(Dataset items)
* Begin *
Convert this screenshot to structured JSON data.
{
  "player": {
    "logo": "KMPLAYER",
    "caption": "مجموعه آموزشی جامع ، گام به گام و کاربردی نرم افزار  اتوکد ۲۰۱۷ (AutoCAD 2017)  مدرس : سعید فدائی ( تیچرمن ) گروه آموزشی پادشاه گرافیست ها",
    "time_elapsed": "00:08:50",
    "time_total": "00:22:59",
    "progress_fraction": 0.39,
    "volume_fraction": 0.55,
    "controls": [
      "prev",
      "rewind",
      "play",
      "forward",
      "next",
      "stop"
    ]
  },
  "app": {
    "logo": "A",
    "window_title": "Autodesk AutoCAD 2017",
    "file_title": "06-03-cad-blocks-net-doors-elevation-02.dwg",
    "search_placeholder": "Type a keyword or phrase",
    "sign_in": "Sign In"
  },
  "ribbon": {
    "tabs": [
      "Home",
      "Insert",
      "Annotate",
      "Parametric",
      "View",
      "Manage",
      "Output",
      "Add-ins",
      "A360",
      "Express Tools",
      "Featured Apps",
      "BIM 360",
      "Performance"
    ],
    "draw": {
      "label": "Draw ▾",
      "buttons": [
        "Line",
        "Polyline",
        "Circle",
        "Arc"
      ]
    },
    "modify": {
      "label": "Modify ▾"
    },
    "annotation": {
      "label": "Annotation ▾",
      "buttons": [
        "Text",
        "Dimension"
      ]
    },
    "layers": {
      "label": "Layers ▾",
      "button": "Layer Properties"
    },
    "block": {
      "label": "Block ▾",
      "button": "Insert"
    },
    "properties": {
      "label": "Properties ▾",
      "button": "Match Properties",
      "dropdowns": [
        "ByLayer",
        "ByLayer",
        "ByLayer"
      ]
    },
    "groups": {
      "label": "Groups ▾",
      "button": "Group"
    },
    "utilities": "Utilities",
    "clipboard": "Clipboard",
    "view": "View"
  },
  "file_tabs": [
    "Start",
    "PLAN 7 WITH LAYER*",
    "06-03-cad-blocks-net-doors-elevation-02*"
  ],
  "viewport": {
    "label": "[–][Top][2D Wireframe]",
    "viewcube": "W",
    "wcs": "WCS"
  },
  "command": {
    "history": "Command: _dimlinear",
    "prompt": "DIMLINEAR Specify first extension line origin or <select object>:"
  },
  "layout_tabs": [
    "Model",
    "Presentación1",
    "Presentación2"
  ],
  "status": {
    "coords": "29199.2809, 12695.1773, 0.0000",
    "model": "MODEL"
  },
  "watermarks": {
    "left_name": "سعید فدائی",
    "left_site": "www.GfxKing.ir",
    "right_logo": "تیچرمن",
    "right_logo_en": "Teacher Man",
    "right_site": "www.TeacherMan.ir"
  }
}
* End *
■ WHAT TO PRODUCE
Make a list of all lines in the data that contain "blocks".

■ OUTPUT BELOW
    "file_title": "06-03-cad-blocks-net-doors-elevation-02.dwg",
    "06-03-cad-blocks-net-doors-elevation-02*"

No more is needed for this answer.